═══ Information provided

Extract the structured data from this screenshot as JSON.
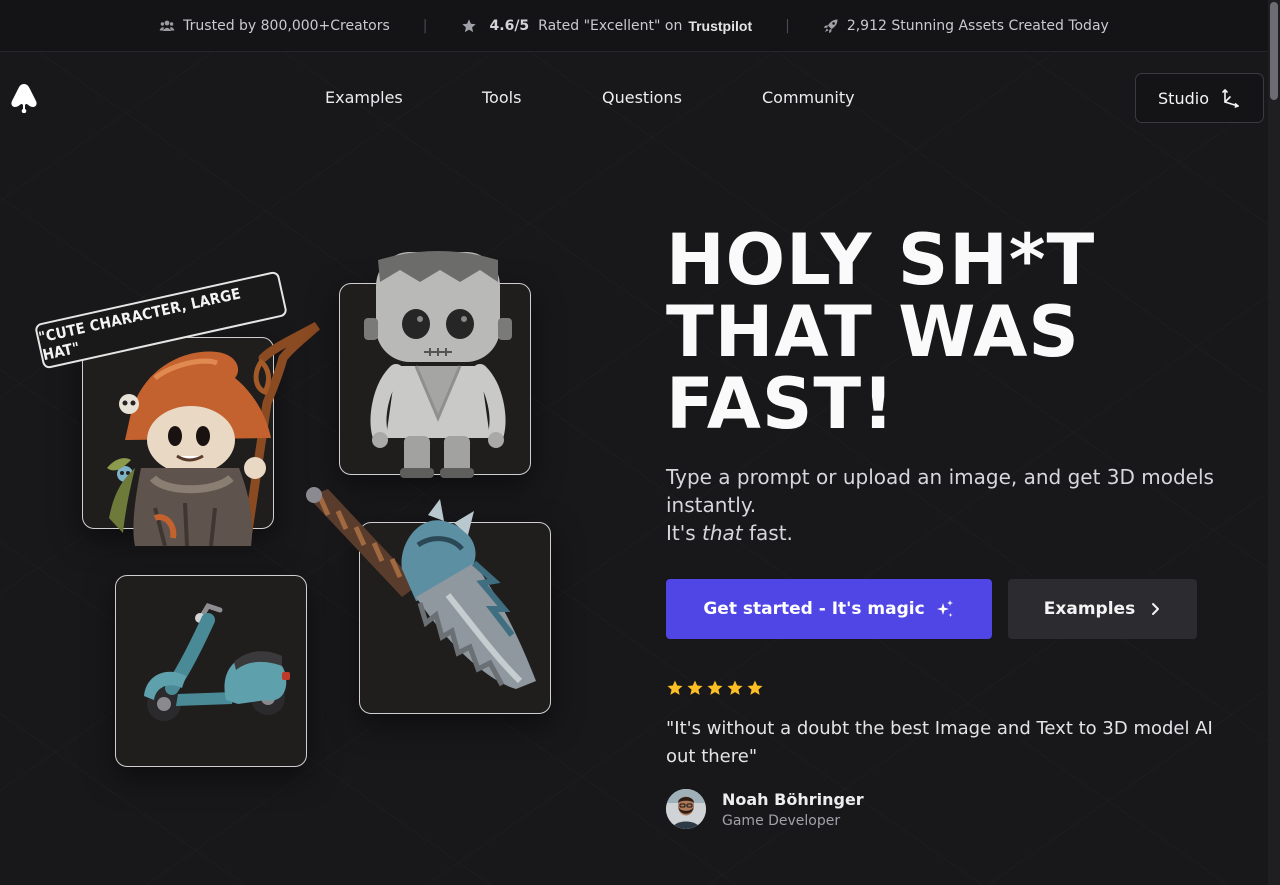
{
  "colors": {
    "background": "#18181b",
    "primary": "#4f46e5",
    "star": "#fbbf24"
  },
  "topbar": {
    "trusted_text": "Trusted by 800,000+Creators",
    "rating_value": "4.6/5",
    "rating_text": "Rated \"Excellent\" on",
    "rating_source": "Trustpilot",
    "assets_text": "2,912 Stunning Assets Created Today",
    "separator": "|"
  },
  "nav": {
    "links": [
      {
        "label": "Examples"
      },
      {
        "label": "Tools"
      },
      {
        "label": "Questions"
      },
      {
        "label": "Community"
      }
    ],
    "studio_label": "Studio"
  },
  "showcase": {
    "prompt_tag": "\"CUTE CHARACTER, LARGE HAT\"",
    "models": [
      "wizard-character",
      "frankenstein-figure",
      "scooter",
      "dragon-blade"
    ]
  },
  "hero": {
    "title_lines": [
      "HOLY SH*T",
      "THAT WAS",
      "FAST!"
    ],
    "subtitle_line1": "Type a prompt or upload an image, and get 3D models instantly.",
    "subtitle_prefix": "It's ",
    "subtitle_em": "that",
    "subtitle_suffix": " fast.",
    "primary_cta": "Get started - It's magic",
    "secondary_cta": "Examples"
  },
  "review": {
    "stars": 5,
    "quote": "\"It's without a doubt the best Image and Text to 3D model AI out there\"",
    "author_name": "Noah Böhringer",
    "author_role": "Game Developer"
  }
}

══════

* Exercise aim: Without including any picture, repeat the data exactly.

* Finished exercise:
Extract the structured data from this screenshot as JSON.
{
  "colors": {
    "background": "#18181b",
    "primary": "#4f46e5",
    "star": "#fbbf24"
  },
  "topbar": {
    "trusted_text": "Trusted by 800,000+Creators",
    "rating_value": "4.6/5",
    "rating_text": "Rated \"Excellent\" on",
    "rating_source": "Trustpilot",
    "assets_text": "2,912 Stunning Assets Created Today",
    "separator": "|"
  },
  "nav": {
    "links": [
      {
        "label": "Examples"
      },
      {
        "label": "Tools"
      },
      {
        "label": "Questions"
      },
      {
        "label": "Community"
      }
    ],
    "studio_label": "Studio"
  },
  "showcase": {
    "prompt_tag": "\"CUTE CHARACTER, LARGE HAT\"",
    "models": [
      "wizard-character",
      "frankenstein-figure",
      "scooter",
      "dragon-blade"
    ]
  },
  "hero": {
    "title_lines": [
      "HOLY SH*T",
      "THAT WAS",
      "FAST!"
    ],
    "subtitle_line1": "Type a prompt or upload an image, and get 3D models instantly.",
    "subtitle_prefix": "It's ",
    "subtitle_em": "that",
    "subtitle_suffix": " fast.",
    "primary_cta": "Get started - It's magic",
    "secondary_cta": "Examples"
  },
  "review": {
    "stars": 5,
    "quote": "\"It's without a doubt the best Image and Text to 3D model AI out there\"",
    "author_name": "Noah Böhringer",
    "author_role": "Game Developer"
  }
}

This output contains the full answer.